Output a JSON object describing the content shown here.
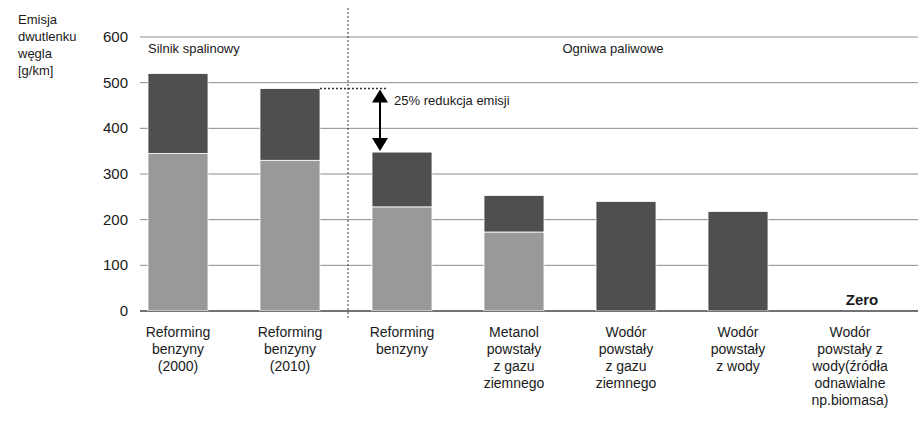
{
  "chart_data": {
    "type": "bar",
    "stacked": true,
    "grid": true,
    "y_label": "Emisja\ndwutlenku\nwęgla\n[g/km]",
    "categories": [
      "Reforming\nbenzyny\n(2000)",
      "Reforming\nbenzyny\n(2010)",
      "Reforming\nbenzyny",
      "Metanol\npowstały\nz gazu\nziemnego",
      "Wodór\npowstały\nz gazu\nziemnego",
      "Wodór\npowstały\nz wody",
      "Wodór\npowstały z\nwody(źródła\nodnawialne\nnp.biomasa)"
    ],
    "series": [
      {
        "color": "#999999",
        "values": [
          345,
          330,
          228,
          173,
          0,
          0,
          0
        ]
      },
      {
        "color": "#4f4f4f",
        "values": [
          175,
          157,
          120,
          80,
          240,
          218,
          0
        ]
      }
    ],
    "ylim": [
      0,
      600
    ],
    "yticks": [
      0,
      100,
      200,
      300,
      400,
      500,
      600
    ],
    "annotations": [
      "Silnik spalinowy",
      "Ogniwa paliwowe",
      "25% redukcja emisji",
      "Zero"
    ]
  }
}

• JOB: From the entries above, copy out every line where the string "nbenzyny" appears.

• FINISHED ANSWER:
      "Reforming\nbenzyny\n(2000)",
      "Reforming\nbenzyny\n(2010)",
      "Reforming\nbenzyny",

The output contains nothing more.